-- START OF Input rows --

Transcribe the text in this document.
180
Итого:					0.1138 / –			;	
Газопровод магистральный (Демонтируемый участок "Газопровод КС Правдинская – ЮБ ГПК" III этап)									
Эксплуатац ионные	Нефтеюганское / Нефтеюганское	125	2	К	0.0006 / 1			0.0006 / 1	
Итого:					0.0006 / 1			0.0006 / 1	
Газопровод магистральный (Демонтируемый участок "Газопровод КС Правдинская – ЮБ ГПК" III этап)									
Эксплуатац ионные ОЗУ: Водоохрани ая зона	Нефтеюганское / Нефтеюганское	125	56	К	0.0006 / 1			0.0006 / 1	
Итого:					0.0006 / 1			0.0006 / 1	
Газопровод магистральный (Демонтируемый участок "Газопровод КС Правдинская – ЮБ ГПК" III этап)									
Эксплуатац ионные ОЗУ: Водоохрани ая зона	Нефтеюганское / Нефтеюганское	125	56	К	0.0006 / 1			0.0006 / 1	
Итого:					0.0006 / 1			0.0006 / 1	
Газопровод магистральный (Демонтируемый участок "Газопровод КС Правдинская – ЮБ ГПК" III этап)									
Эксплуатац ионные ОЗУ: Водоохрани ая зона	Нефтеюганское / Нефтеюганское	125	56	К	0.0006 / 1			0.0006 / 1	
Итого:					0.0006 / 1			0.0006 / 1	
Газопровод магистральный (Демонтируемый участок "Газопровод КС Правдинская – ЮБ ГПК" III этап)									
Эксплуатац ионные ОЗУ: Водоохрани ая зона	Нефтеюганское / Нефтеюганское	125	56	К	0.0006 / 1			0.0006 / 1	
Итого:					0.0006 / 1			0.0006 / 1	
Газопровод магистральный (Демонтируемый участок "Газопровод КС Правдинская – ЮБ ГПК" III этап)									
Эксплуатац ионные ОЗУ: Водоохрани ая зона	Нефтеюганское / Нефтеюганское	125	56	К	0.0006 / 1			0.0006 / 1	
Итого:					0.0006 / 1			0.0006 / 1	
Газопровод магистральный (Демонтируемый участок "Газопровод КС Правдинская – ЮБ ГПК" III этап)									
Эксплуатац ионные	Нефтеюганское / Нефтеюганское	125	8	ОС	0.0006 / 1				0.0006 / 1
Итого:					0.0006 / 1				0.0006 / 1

-- END OF Input rows --

__Written task__. Copy every line verbatim.

__The reply__.
Transcribe the text in this document.
180
Итого:					0.1138 / –			;	
Газопровод магистральный (Демонтируемый участок "Газопровод КС Правдинская – ЮБ ГПК" III этап)									
Эксплуатац ионные	Нефтеюганское / Нефтеюганское	125	2	К	0.0006 / 1			0.0006 / 1	
Итого:					0.0006 / 1			0.0006 / 1	
Газопровод магистральный (Демонтируемый участок "Газопровод КС Правдинская – ЮБ ГПК" III этап)									
Эксплуатац ионные ОЗУ: Водоохрани ая зона	Нефтеюганское / Нефтеюганское	125	56	К	0.0006 / 1			0.0006 / 1	
Итого:					0.0006 / 1			0.0006 / 1	
Газопровод магистральный (Демонтируемый участок "Газопровод КС Правдинская – ЮБ ГПК" III этап)									
Эксплуатац ионные ОЗУ: Водоохрани ая зона	Нефтеюганское / Нефтеюганское	125	56	К	0.0006 / 1			0.0006 / 1	
Итого:					0.0006 / 1			0.0006 / 1	
Газопровод магистральный (Демонтируемый участок "Газопровод КС Правдинская – ЮБ ГПК" III этап)									
Эксплуатац ионные ОЗУ: Водоохрани ая зона	Нефтеюганское / Нефтеюганское	125	56	К	0.0006 / 1			0.0006 / 1	
Итого:					0.0006 / 1			0.0006 / 1	
Газопровод магистральный (Демонтируемый участок "Газопровод КС Правдинская – ЮБ ГПК" III этап)									
Эксплуатац ионные ОЗУ: Водоохрани ая зона	Нефтеюганское / Нефтеюганское	125	56	К	0.0006 / 1			0.0006 / 1	
Итого:					0.0006 / 1			0.0006 / 1	
Газопровод магистральный (Демонтируемый участок "Газопровод КС Правдинская – ЮБ ГПК" III этап)									
Эксплуатац ионные ОЗУ: Водоохрани ая зона	Нефтеюганское / Нефтеюганское	125	56	К	0.0006 / 1			0.0006 / 1	
Итого:					0.0006 / 1			0.0006 / 1	
Газопровод магистральный (Демонтируемый участок "Газопровод КС Правдинская – ЮБ ГПК" III этап)									
Эксплуатац ионные	Нефтеюганское / Нефтеюганское	125	8	ОС	0.0006 / 1				0.0006 / 1
Итого:					0.0006 / 1				0.0006 / 1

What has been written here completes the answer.